## WHAT TO DO
Pick out all lines of the entries that include the word "может" and copy them.

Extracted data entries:

BEGIN

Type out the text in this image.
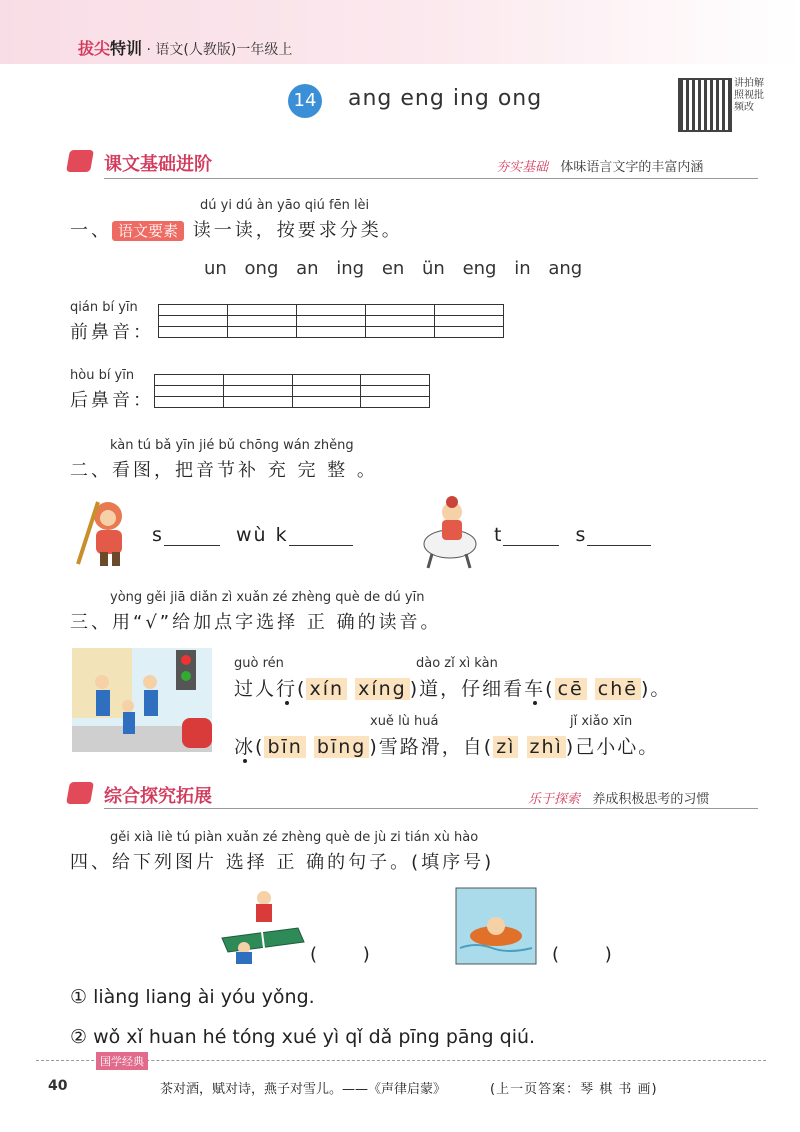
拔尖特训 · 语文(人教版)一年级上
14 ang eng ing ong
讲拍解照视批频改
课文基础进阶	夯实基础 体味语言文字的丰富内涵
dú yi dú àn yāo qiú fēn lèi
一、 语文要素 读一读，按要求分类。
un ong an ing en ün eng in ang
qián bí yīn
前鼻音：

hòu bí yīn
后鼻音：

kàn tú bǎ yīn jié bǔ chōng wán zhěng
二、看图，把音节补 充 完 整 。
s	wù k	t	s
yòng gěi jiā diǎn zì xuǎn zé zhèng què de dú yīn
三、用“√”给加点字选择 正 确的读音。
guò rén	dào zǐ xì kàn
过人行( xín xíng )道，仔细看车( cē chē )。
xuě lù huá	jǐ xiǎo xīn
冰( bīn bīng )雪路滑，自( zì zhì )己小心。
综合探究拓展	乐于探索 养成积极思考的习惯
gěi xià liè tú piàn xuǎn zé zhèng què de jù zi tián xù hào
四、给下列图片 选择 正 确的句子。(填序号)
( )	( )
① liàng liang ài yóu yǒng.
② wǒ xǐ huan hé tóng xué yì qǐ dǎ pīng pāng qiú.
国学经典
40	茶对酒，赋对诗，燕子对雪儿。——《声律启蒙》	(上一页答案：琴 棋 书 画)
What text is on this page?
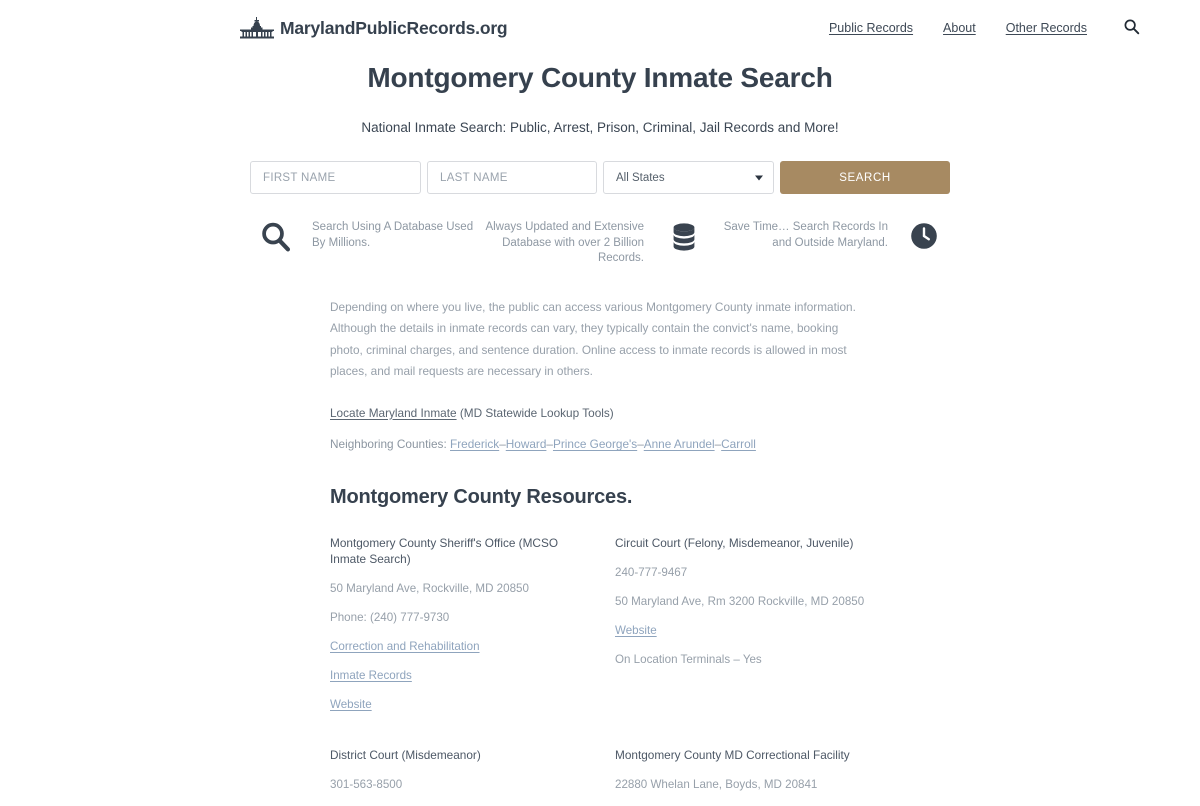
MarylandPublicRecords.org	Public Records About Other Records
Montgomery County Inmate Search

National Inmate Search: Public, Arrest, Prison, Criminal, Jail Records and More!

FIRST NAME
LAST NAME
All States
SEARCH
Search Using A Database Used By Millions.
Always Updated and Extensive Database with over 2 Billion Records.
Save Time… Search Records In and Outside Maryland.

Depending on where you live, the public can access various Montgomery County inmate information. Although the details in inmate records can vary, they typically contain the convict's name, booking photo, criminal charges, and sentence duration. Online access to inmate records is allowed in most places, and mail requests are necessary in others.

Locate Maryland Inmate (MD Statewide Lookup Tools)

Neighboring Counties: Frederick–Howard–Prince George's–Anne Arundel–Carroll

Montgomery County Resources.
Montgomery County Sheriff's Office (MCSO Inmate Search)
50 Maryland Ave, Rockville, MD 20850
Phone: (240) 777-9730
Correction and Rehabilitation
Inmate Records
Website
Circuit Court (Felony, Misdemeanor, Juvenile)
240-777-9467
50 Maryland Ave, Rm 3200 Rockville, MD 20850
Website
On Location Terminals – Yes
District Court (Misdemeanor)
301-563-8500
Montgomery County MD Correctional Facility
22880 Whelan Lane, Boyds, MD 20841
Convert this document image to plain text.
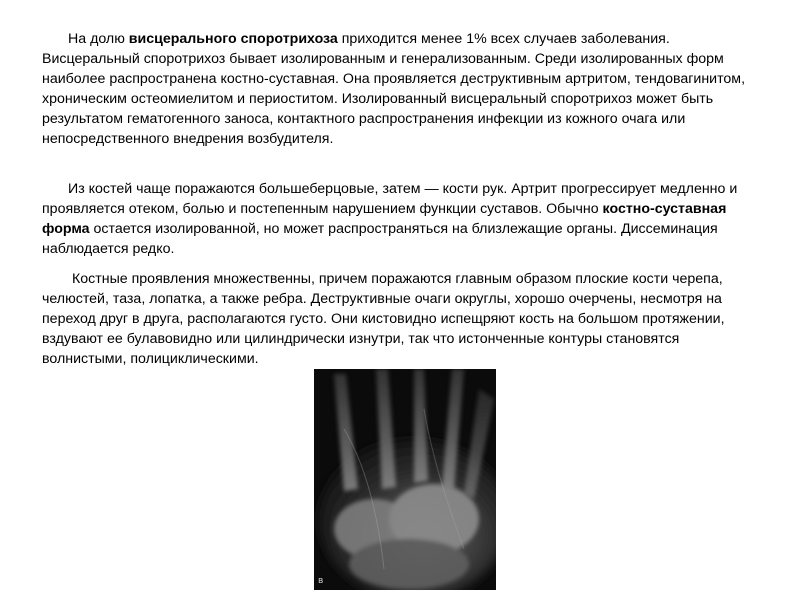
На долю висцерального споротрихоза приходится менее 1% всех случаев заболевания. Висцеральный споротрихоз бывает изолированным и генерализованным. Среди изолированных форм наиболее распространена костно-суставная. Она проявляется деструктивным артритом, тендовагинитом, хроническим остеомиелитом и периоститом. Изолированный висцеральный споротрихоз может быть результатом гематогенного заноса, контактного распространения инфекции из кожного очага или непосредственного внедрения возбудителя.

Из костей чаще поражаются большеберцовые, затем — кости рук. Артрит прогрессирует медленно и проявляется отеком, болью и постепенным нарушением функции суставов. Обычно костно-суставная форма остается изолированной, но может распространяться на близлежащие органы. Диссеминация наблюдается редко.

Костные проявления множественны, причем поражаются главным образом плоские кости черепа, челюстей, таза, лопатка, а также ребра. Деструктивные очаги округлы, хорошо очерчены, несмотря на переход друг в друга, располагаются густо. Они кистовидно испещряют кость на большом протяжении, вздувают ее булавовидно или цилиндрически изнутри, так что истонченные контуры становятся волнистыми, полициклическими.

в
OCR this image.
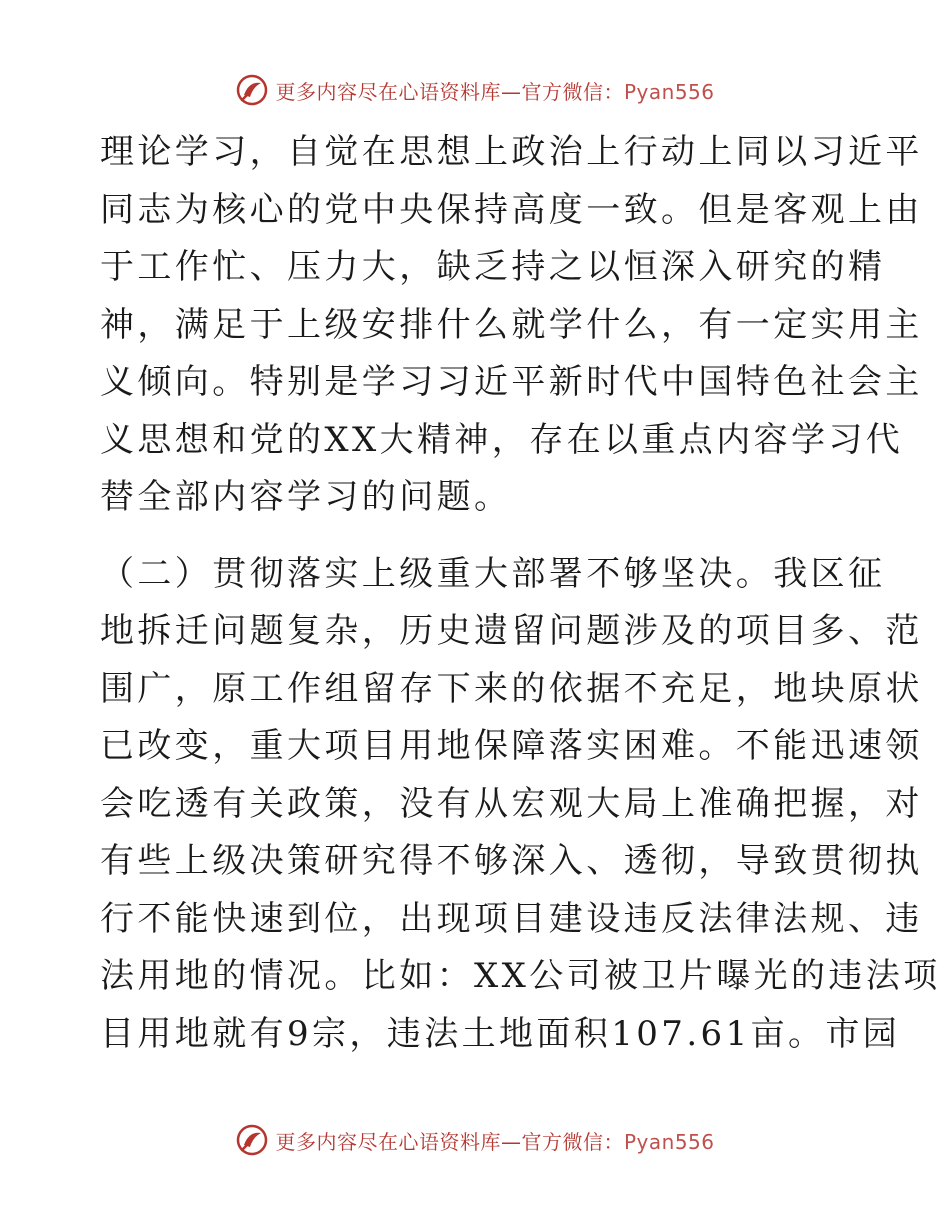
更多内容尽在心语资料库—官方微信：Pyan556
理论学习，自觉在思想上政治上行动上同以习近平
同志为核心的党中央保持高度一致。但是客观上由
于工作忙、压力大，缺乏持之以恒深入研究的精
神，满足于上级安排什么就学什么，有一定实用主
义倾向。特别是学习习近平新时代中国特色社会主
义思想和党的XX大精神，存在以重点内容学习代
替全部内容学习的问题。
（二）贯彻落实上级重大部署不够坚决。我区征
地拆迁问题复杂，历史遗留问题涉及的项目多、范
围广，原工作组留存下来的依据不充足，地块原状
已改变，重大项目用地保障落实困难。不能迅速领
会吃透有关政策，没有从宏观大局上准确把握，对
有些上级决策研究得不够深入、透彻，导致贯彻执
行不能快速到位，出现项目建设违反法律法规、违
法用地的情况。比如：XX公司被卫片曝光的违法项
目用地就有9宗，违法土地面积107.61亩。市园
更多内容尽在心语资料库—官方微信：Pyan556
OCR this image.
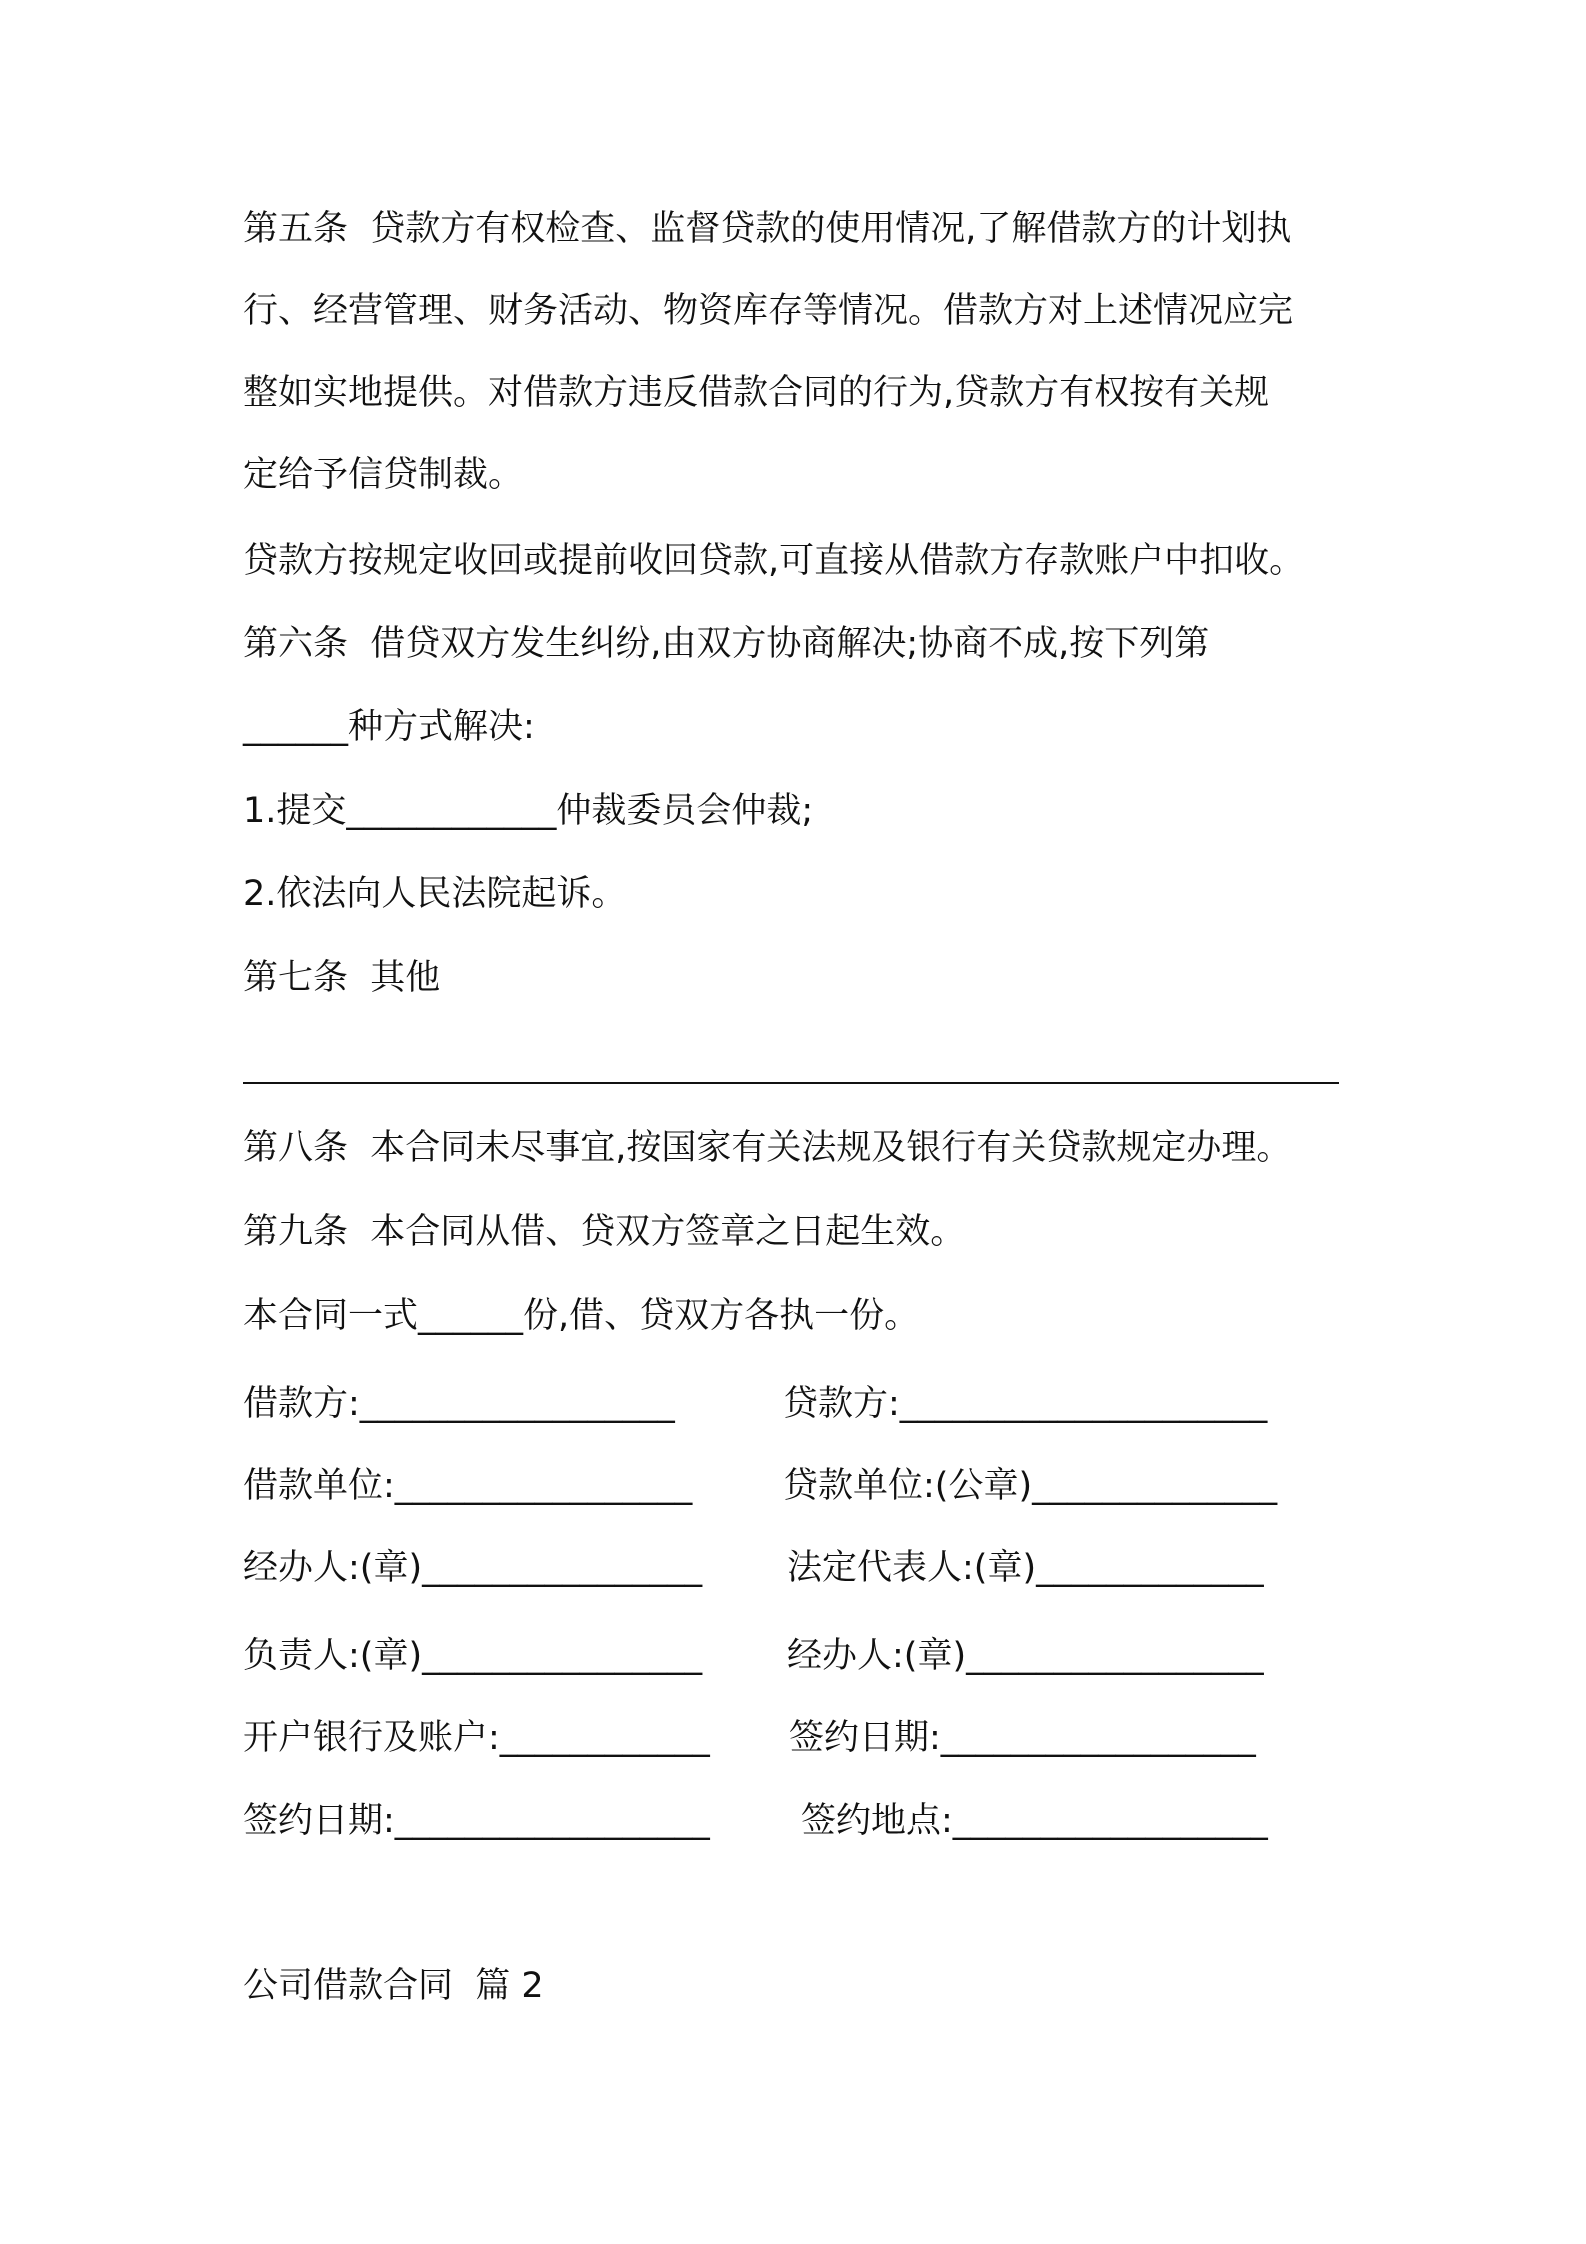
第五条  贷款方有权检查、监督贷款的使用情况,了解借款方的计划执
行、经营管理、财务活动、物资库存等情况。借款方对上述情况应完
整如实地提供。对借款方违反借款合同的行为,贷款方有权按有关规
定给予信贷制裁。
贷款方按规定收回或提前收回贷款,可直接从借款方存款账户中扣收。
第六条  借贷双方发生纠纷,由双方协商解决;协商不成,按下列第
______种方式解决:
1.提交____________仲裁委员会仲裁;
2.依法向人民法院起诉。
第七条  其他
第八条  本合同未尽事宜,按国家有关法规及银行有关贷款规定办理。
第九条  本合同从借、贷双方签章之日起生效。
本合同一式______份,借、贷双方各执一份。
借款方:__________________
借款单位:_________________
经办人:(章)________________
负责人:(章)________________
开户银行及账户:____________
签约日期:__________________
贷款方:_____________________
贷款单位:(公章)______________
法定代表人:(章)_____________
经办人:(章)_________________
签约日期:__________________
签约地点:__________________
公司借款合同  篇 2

END

## SOLUTION TO THIS EXERCISE
На долю висцерального споротрихоза приходится менее 1% всех случаев заболевания. Висцеральный споротрихоз бывает изолированным и генерализованным. Среди изолированных форм наиболее распространена костно-суставная. Она проявляется деструктивным артритом, тендовагинитом, хроническим остеомиелитом и периоститом. Изолированный висцеральный споротрихоз может быть результатом гематогенного заноса, контактного распространения инфекции из кожного очага или непосредственного внедрения возбудителя.
Из костей чаще поражаются большеберцовые, затем — кости рук. Артрит прогрессирует медленно и проявляется отеком, болью и постепенным нарушением функции суставов. Обычно костно-суставная форма остается изолированной, но может распространяться на близлежащие органы. Диссеминация наблюдается редко.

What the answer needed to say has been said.